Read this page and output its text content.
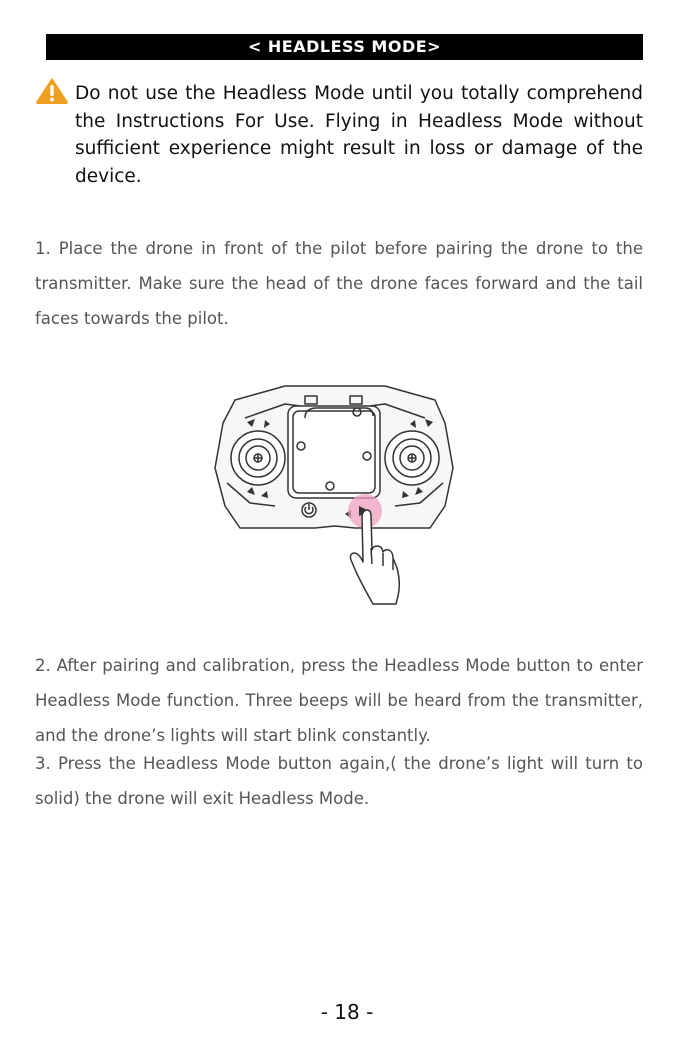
< HEADLESS MODE>
Do not use the Headless Mode until you totally comprehend the Instructions For Use. Flying in Headless Mode without sufficient experience might result in loss or damage of the device.
1. Place the drone in front of the pilot before pairing the drone to the transmitter. Make sure the head of the drone faces forward and the tail faces towards the pilot.
2. After pairing and calibration, press the Headless Mode button to enter Headless Mode function. Three beeps will be heard from the transmitter, and the drone’s lights will start blink constantly.
3. Press the Headless Mode button again,( the drone’s light will turn to solid) the drone will exit Headless Mode.
- 18 -
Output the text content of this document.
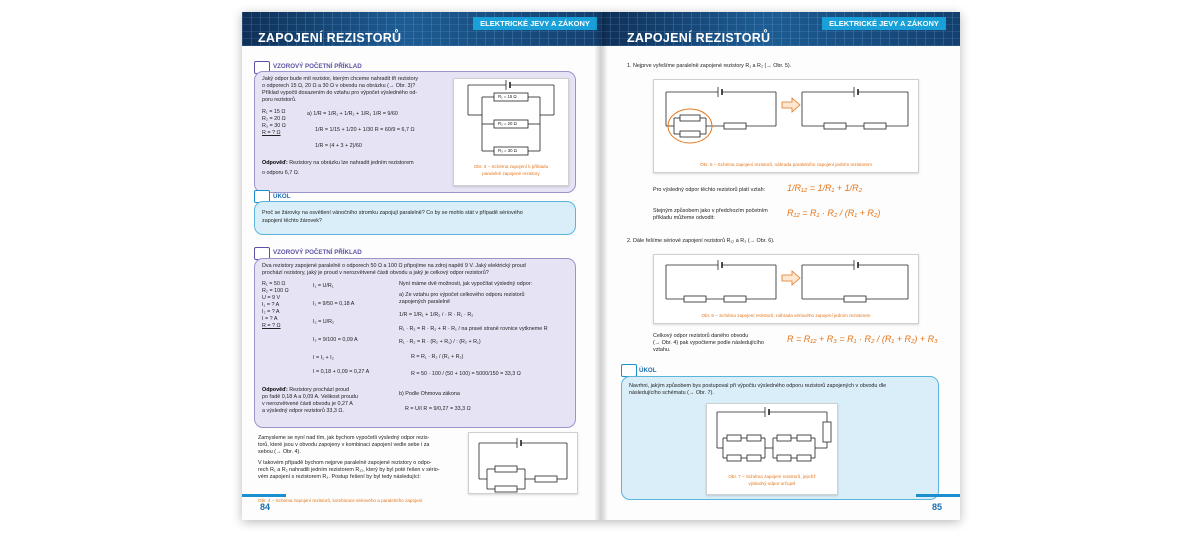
ELEKTRICKÉ JEVY A ZÁKONY
ZAPOJENÍ REZISTORŮ
VZOROVÝ POČETNÍ PŘÍKLAD
Jaký odpor bude mít rezistor, kterým chceme nahradit tři rezistory
o odporech 15 Ω, 20 Ω a 30 Ω v obvodu na obrázku (→ Obr. 3)?
Příklad vypočti dosazením do vztahu pro výpočet výsledného od-
poru rezistorů.
R₁ = 15 Ω
R₂ = 20 Ω
R₃ = 30 Ω
R = ? Ω
a) 1/R = 1/R₁ + 1/R₂ + 1/R₃ 1/R = 9/60
1/R = 1/15 + 1/20 + 1/30 R = 60/9 = 6,7 Ω
1/R = (4 + 3 + 2)/60
Odpověď: Rezistory na obrázku lze nahradit jedním rezistorem
o odporu 6,7 Ω.
R₁ = 15 Ω
R₂ = 20 Ω
R₃ = 30 Ω
Obr. 3 – Schéma zapojení k příkladu
paralelně zapojené rezistory
ÚKOL
Proč se žárovky na osvětlení vánočního stromku zapojují paralelně? Co by se mohlo stát v případě sériového
zapojení těchto žárovek?
VZOROVÝ POČETNÍ PŘÍKLAD
Dva rezistory zapojené paralelně o odporech 50 Ω a 100 Ω připojíme na zdroj napětí 9 V. Jaký elektrický proud
prochází rezistory, jaký je proud v nerozvětvené části obvodu a jaký je celkový odpor rezistorů?
R₁ = 50 Ω
R₂ = 100 Ω
U = 9 V
I₁ = ? A
I₂ = ? A
I = ? A
R = ? Ω
I₁ = U/R₁
I₁ = 9/50 = 0,18 A
I₂ = U/R₂
I₂ = 9/100 = 0,09 A
I = I₁ + I₂
I = 0,18 + 0,09 = 0,27 A
Nyní máme dvě možnosti, jak vypočítat výsledný odpor:
a) Ze vztahu pro výpočet celkového odporu rezistorů
zapojených paralelně
1/R = 1/R₁ + 1/R₂ / · R · R₁ · R₂
R₁ · R₂ = R · R₂ + R · R₁ / na pravé straně rovnice vytkneme R
R₁ · R₂ = R · (R₂ + R₁) / : (R₂ + R₁)
R = R₁ · R₂ / (R₁ + R₂)
R = 50 · 100 / (50 + 100) = 5000/150 = 33,3 Ω
b) Podle Ohmova zákona
R = U/I R = 9/0,27 = 33,3 Ω
Odpověď: Rezistory prochází proud
po řadě 0,18 A a 0,09 A. Velikost proudu
v nerozvětvené části obvodu je 0,27 A
a výsledný odpor rezistorů 33,3 Ω.
Zamysleme se nyní nad tím, jak bychom vypočetli výsledný odpor rezis-
torů, které jsou v obvodu zapojeny v kombinaci zapojení vedle sebe i za
sebou (→ Obr. 4).
V takovém případě bychom nejprve paralelně zapojené rezistory o odpo-
rech R₁ a R₂ nahradili jedním rezistorem R₁₂, který by byl poté řešen v sério-
vém zapojení s rezistorem R₃. Postup řešení by byl tedy následující:
Obr. 4 – Schéma zapojení rezistorů, kombinace sériového a paralelního zapojení
84
ELEKTRICKÉ JEVY A ZÁKONY
ZAPOJENÍ REZISTORŮ
1. Nejprve vyřešíme paralelně zapojené rezistory R₁ a R₂ (→ Obr. 5).
Obr. 5 – Schéma zapojení rezistorů, náhrada paralelního zapojení jedním rezistorem
Pro výsledný odpor těchto rezistorů platí vztah: 1/R₁₂ = 1/R₁ + 1/R₂
Stejným způsobem jako v předchozím početním
příkladu můžeme odvodit:	R₁₂ = R₁ · R₂ / (R₁ + R₂)
2. Dále řešíme sériové zapojení rezistorů R₁₂ a R₃ (→ Obr. 6).
Obr. 6 – Schéma zapojení rezistorů, náhrada sériového zapojení jedním rezistorem
Celkový odpor rezistorů daného obvodu
(→ Obr. 4) pak vypočteme podle následujícího
vztahu.
R = R₁₂ + R₃ = R₁ · R₂ / (R₁ + R₂) + R₃
ÚKOL
Navrhni, jakým způsobem bys postupoval při výpočtu výsledného odporu rezistorů zapojených v obvodu dle
následujícího schématu (→ Obr. 7).
Obr. 7 – Schéma zapojení rezistorů, jejichž
výsledný odpor určuješ
85
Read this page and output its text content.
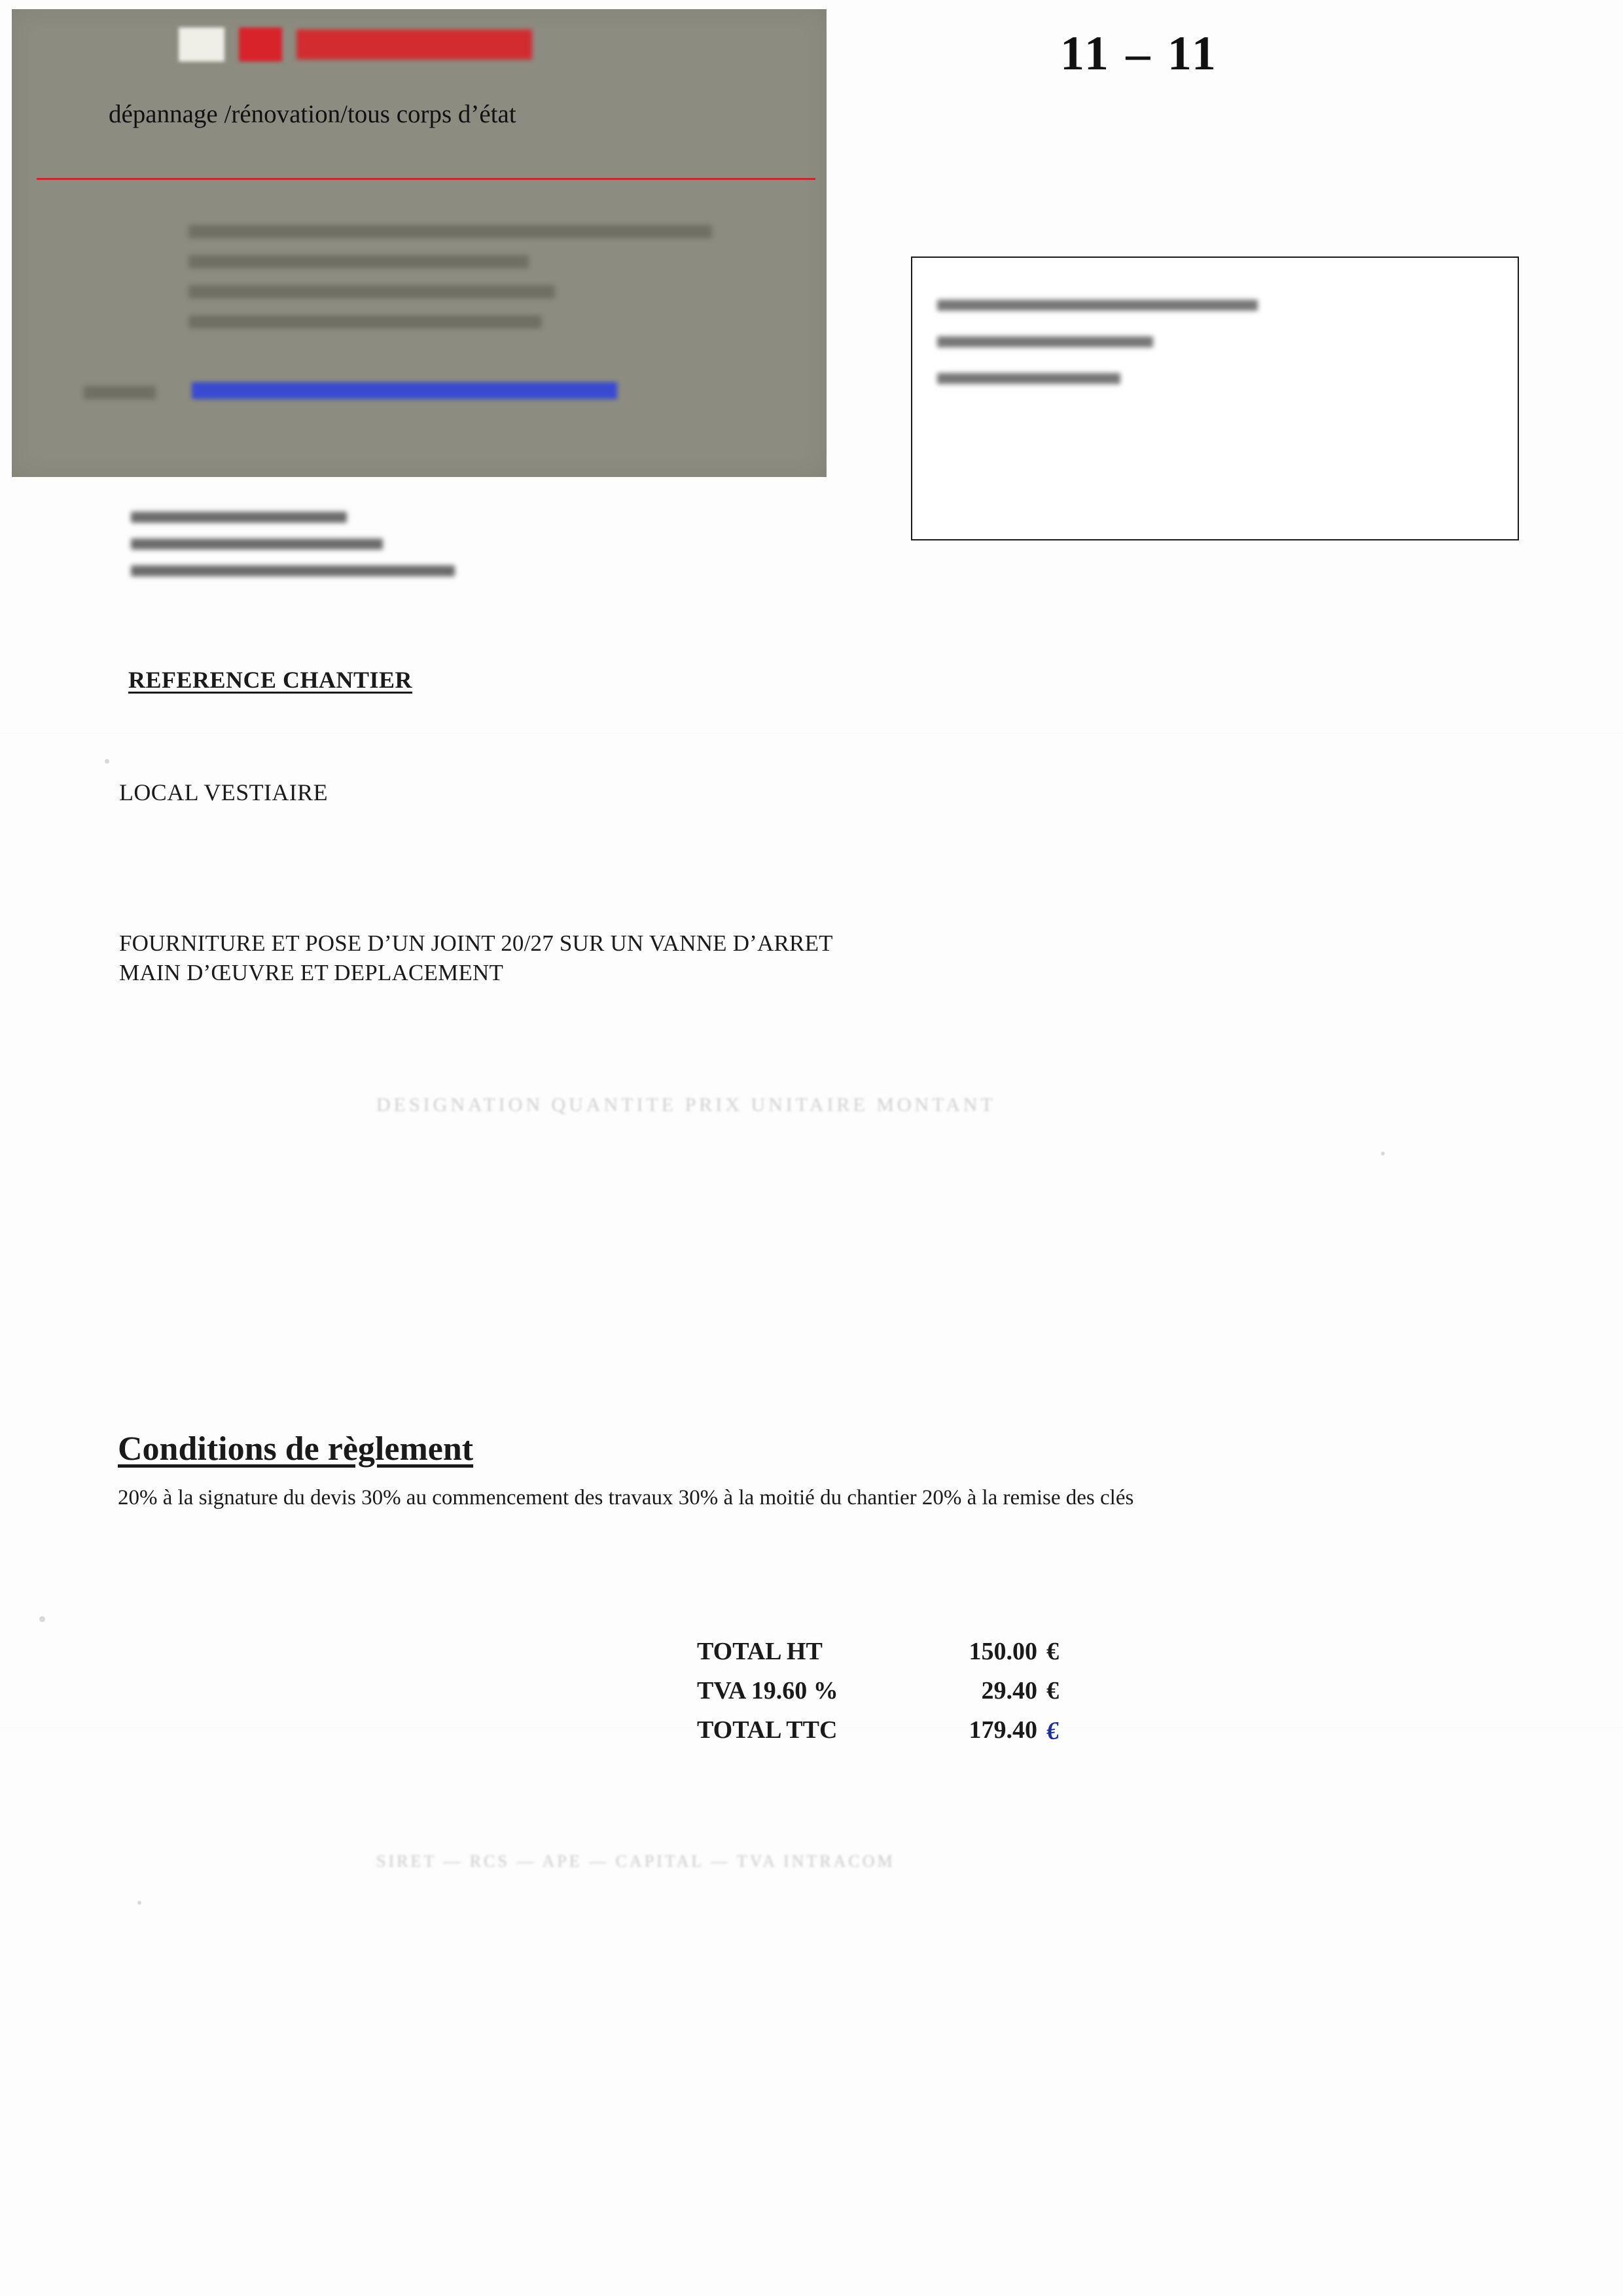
dépannage /rénovation/tous corps d’état
11 – 11
REFERENCE CHANTIER
LOCAL VESTIAIRE
FOURNITURE ET POSE D’UN JOINT 20/27 SUR UN VANNE D’ARRET
MAIN D’ŒUVRE ET DEPLACEMENT
DESIGNATION QUANTITE PRIX UNITAIRE MONTANT
Conditions de règlement
20% à la signature du devis 30% au commencement des travaux 30% à la moitié du chantier 20% à la remise des clés
TOTAL HT	150.00 €
TVA 19.60 %	29.40 €
TOTAL TTC	179.40 €
SIRET — RCS — APE — CAPITAL — TVA INTRACOM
- - - - -
- [What the task asks]: Go through the records and pull out each line that includes the word "příkladu".

- [Solution to this exercise]:
Obr. 3 – Schéma zapojení k příkladu
příkladu můžeme odvodit:	R₁₂ = R₁ · R₂ / (R₁ + R₂)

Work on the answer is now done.